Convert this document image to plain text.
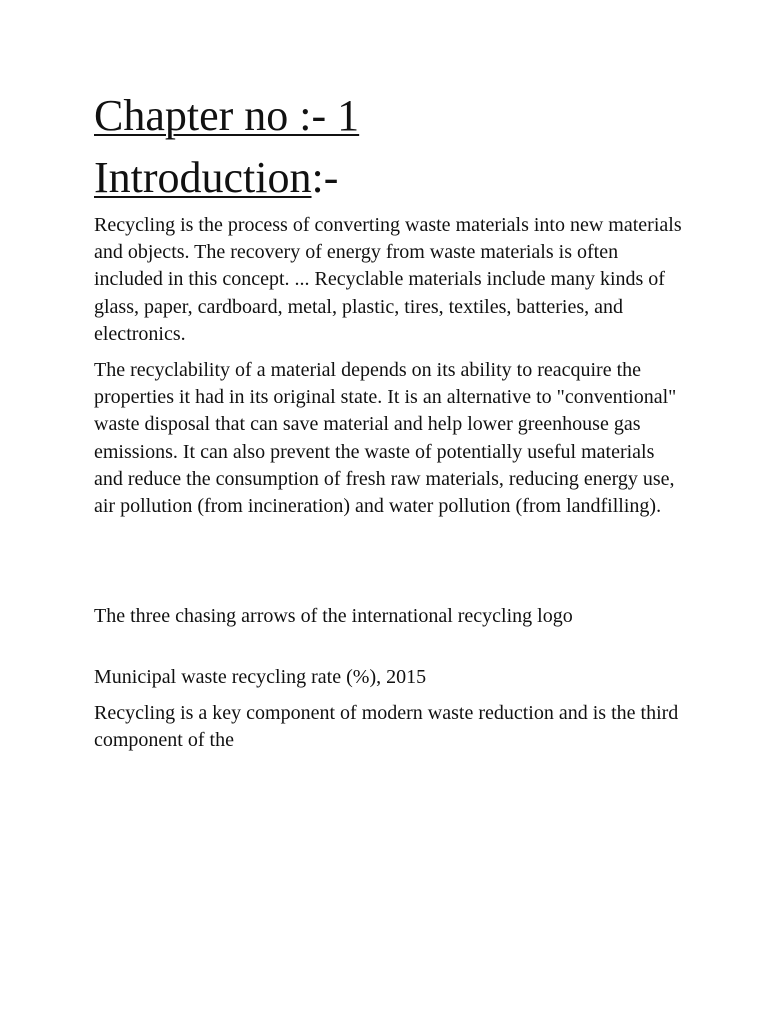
Chapter no :- 1
Introduction:-

Recycling is the process of converting waste materials into new materials and objects. The recovery of energy from waste materials is often included in this concept. ... Recyclable materials include many kinds of glass, paper, cardboard, metal, plastic, tires, textiles, batteries, and electronics.

The recyclability of a material depends on its ability to reacquire the properties it had in its original state. It is an alternative to "conventional" waste disposal that can save material and help lower greenhouse gas emissions. It can also prevent the waste of potentially useful materials and reduce the consumption of fresh raw materials, reducing energy use, air pollution (from incineration) and water pollution (from landfilling).

The three chasing arrows of the international recycling logo

Municipal waste recycling rate (%), 2015

Recycling is a key component of modern waste reduction and is the third component of the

---------------

- **Set task**:
Select from the material above each line in which the string "this" appears, and list those lines.

- **Written reply**:
Convert this document image to plain text.
Recycling is the process of converting waste materials into new materials and objects. The recovery of energy from waste materials is often included in this concept. ... Recyclable materials include many kinds of glass, paper, cardboard, metal, plastic, tires, textiles, batteries, and electronics.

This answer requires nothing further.